*Aim of the exercise*.
Count the lines in the entries below that contain the string "asterisk", matching case exactly, and reply with the number alone.

*Data for the task*.
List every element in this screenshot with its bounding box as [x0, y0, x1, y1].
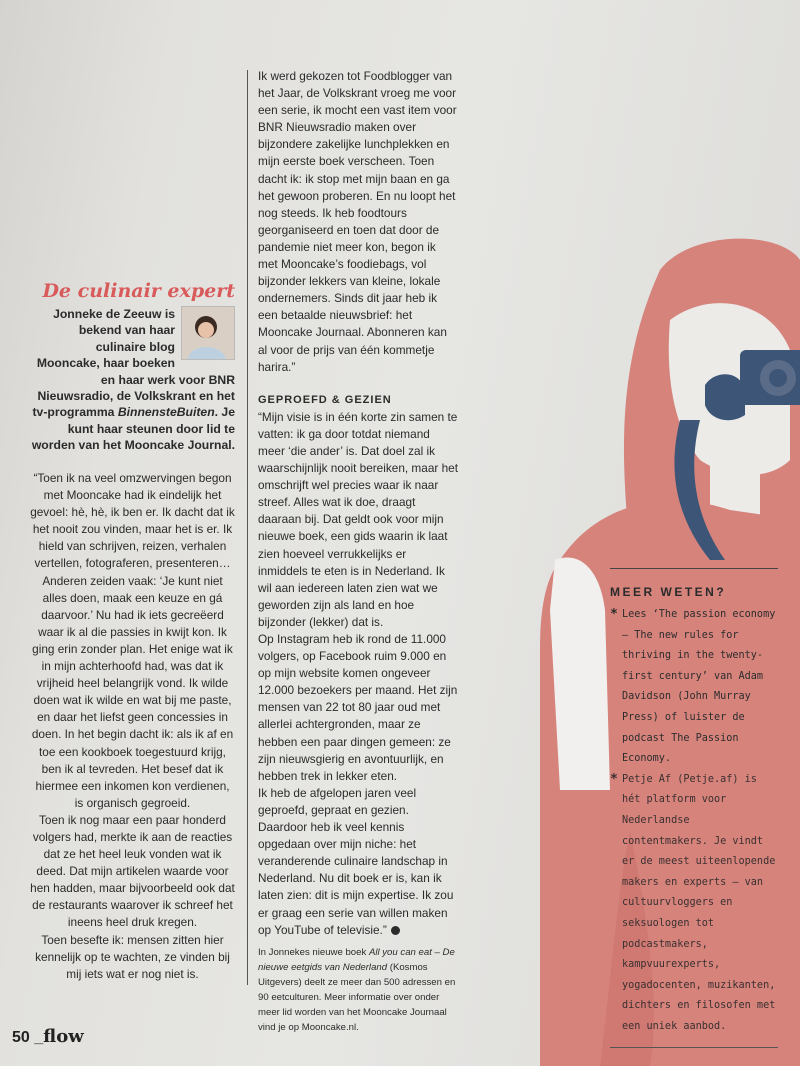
column-divider [247, 70, 248, 985]
intro-show-title: BinnensteBuiten [117, 405, 215, 420]
sidebar-item-1-text: Lees ‘The passion economy – The new rules for thriving in the twenty-first century’ van Adam Davidson (John Murray Press) of luister de podcast The Passion Economy. [622, 609, 776, 765]
middle-column [258, 68, 458, 1035]
book-caption [258, 945, 458, 1035]
middle-paragraph-1: Ik werd gekozen tot Foodblogger van het Jaar, de Volkskrant vroeg me voor een serie, ik mocht een vast item voor BNR Nieuwsradio maken over bijzondere zakelijke lunchplekken en mijn eerste boek verscheen. Toen dacht ik: ik stop met mijn baan en ga het gewoon proberen. En nu loopt het nog steeds. Ik heb foodtours georganiseerd en toen dat door de pandemie niet meer kon, begon ik met Mooncake’s foodiebags, vol bijzonder lekkers van kleine, lokale ondernemers. Sinds dit jaar heb ik een betaalde nieuwsbrief: het Mooncake Journaal. Abonneren kan al voor de prijs van één kommetje harira.” [258, 69, 457, 374]
middle-paragraph-4 [258, 785, 458, 939]
sidebar-item-1 [610, 605, 780, 770]
left-paragraph-3: Toen besefte ik: mensen zitten hier kennelijk op te wachten, ze vinden bij mij iets wat er nog niet is. [35, 932, 230, 981]
intro-block [30, 280, 235, 454]
left-body [30, 470, 235, 983]
section-title: De culinair expert [42, 280, 235, 302]
end-mark-icon [391, 926, 400, 935]
middle-paragraph-4-text: Ik heb de afgelopen jaren veel geproefd, gepraat en gezien. Daardoor heb ik veel kennis opgedaan over mijn niche: het veranderende culinaire landschap in Nederland. Nu dit boek er is, kan ik laten zien: dit is mijn expertise. Ik zou er graag een serie van willen maken op YouTube of televisie.” [258, 785, 454, 937]
middle-paragraph-2: “Mijn visie is in één korte zin samen te vatten: ik ga door totdat niemand meer ‘die ander’ is. Dat doel zal ik waarschijnlijk nooit bereiken, maar het omschrijft wel precies waar ik naar streef. Alles wat ik doe, draagt daaraan bij. Dat geldt ook voor mijn nieuwe boek, een gids waarin ik laat zien hoeveel verrukkelijks er inmiddels te eten is in Nederland. Ik wil aan iedereen laten zien wat we geworden zijn als land en hoe bijzonder (lekker) dat is. [258, 409, 458, 629]
sidebar-bottom-rule [610, 1047, 778, 1048]
sidebar-title: MEER WETEN? [610, 585, 727, 599]
left-paragraph-1: “Toen ik na veel omzwervingen begon met Mooncake had ik eindelijk het gevoel: hè, hè, ik ben er. Ik dacht dat ik het nooit zou vinden, maar het is er. Ik hield van schrijven, reizen, verhalen vertellen, fotograferen, presenteren… Anderen zeiden vaak: ‘Je kunt niet alles doen, maak een keuze en gá daarvoor.’ Nu had ik iets gecreëerd waar ik al die passies in kwijt kon. Ik ging erin zonder plan. Het enige wat ik in mijn achterhoofd had, was dat ik vrijheid heel belangrijk vond. Ik wilde doen wat ik wilde en wat bij me paste, en daar het liefst geen concessies in doen. In het begin dacht ik: als ik af en toe een kookboek toegestuurd krijg, ben ik al tevreden. Het besef dat ik hiermee een inkomen kon verdienen, is organisch gegroeid. [30, 471, 235, 810]
intro-pre: Jonneke de Zeeuw is bekend van haar culinaire blog Mooncake, haar boeken en haar werk voor BNR Nieuwsradio, de Volkskrant en het tv-programma [32, 307, 235, 420]
page-footer [12, 1026, 84, 1047]
sidebar-item-2-text: Petje Af (Petje.af) is hét platform voor Nederlandse contentmakers. Je vindt er de meest uiteenlopende makers en experts – van cultuurvloggers en seksuologen tot podcastmakers, kampvuurexperts, yogadocenten, muzikanten, dichters en filosofen met een uniek aanbod. [622, 773, 776, 1032]
asterisk-icon: * [610, 771, 618, 787]
middle-paragraph-3: Op Instagram heb ik rond de 11.000 volgers, op Facebook ruim 9.000 en op mijn website komen ongeveer 12.000 bezoekers per maand. Het zijn mensen van 22 tot 80 jaar oud met allerlei achtergronden, maar ze hebben een paar dingen gemeen: ze zijn nieuwsgierig en avontuurlijk, en hebben trek in lekker eten. [258, 632, 458, 783]
caption-pre: In Jonnekes nieuwe boek [258, 946, 369, 958]
intro-post: . Je kunt haar steunen door lid te worden van het Mooncake Journal. [31, 405, 235, 453]
asterisk-icon: * [610, 607, 618, 622]
intro-text [30, 306, 235, 454]
sidebar-top-rule [610, 568, 778, 569]
left-paragraph-2: Toen ik nog maar een paar honderd volgers had, merkte ik aan de reacties dat ze het heel leuk vonden wat ik deed. Dat mijn artikelen waarde voor hen hadden, maar bijvoorbeeld ook dat de restaurants waarover ik schreef het ineens heel druk kregen. [30, 812, 235, 930]
subhead-geproefd: GEPROEFD & GEZIEN [258, 393, 392, 406]
sidebar-item-2 [610, 770, 780, 1038]
caption-post: (Kosmos Uitgevers) deelt ze meer dan 500 adressen en 90 eetculturen. Meer informatie over onder meer lid worden van het Mooncake Journaal vind je op Mooncake.nl. [258, 961, 456, 1033]
caption-book-title: All you can eat – De nieuwe eetgids van Nederland [258, 946, 455, 973]
footer-underscore: _ [34, 1029, 44, 1046]
brand-logo: flow [43, 1026, 84, 1047]
avatar [181, 306, 235, 360]
meer-weten-box [610, 568, 780, 1048]
page-number: 50 [12, 1029, 30, 1046]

*Result below*.
2